Task objective: Copy out all the lines in the records that include the word "range".

▬▬▬▬▬▬▬▬▬▬

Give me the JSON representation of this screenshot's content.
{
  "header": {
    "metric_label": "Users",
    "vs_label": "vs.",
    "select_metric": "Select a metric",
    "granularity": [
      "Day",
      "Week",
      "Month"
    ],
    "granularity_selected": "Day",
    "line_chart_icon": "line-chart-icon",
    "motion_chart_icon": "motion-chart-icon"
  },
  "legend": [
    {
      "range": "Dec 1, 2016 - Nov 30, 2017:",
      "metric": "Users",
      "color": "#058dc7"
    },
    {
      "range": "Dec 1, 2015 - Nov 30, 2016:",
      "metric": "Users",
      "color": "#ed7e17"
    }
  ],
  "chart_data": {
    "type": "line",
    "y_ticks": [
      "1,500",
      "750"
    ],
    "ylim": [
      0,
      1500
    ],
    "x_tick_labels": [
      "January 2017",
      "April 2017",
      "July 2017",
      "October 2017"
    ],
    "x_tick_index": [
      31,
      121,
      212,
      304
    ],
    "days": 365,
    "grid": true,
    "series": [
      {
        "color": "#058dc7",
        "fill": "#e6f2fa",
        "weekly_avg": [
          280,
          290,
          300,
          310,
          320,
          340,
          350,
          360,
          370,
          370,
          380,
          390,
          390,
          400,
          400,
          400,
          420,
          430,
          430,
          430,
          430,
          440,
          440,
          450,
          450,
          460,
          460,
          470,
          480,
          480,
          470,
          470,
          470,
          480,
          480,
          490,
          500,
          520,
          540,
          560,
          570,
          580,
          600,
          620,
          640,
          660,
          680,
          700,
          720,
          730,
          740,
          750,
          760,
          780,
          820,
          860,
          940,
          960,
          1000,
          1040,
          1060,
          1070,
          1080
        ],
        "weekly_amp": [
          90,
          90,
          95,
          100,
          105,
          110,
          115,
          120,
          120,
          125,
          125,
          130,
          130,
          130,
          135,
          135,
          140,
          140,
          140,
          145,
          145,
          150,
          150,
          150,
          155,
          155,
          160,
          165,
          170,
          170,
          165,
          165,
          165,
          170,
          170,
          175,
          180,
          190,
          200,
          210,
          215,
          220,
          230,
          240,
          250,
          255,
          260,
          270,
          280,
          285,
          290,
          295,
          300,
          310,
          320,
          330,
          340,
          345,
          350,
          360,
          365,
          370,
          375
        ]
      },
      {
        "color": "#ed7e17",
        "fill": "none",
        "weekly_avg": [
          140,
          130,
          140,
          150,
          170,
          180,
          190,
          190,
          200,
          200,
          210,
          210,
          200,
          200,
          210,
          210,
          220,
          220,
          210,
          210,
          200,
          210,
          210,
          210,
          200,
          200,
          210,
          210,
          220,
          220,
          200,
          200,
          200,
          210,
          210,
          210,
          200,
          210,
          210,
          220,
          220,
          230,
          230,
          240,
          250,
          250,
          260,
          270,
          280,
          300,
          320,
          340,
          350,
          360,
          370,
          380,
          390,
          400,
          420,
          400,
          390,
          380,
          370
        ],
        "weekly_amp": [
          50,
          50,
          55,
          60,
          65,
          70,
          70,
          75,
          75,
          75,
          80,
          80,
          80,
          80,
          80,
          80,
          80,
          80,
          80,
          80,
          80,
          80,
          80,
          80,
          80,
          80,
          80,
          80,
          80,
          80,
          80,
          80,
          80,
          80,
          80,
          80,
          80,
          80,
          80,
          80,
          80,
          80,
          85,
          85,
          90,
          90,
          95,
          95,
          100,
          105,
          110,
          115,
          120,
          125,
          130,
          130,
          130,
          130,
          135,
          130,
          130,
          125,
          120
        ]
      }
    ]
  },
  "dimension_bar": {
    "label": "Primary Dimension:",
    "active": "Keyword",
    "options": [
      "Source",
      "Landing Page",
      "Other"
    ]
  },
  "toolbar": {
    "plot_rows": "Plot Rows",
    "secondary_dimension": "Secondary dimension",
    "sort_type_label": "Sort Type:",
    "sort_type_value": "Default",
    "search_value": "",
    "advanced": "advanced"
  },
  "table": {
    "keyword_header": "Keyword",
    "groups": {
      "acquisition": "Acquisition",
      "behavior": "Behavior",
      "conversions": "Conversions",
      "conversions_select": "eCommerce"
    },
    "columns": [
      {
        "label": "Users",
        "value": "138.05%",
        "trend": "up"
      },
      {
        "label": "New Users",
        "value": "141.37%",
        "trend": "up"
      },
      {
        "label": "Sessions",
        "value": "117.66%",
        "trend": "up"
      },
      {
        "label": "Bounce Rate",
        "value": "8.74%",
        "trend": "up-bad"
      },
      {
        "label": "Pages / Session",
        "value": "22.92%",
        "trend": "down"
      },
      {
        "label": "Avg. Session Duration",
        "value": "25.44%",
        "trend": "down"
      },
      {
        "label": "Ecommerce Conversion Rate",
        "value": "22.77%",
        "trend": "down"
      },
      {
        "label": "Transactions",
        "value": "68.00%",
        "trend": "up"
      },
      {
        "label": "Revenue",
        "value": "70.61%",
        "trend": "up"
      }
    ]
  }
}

▬▬▬▬▬▬▬▬▬▬

The completed task:
      "range": "Dec 1, 2016 - Nov 30, 2017:",
      "range": "Dec 1, 2015 - Nov 30, 2016:",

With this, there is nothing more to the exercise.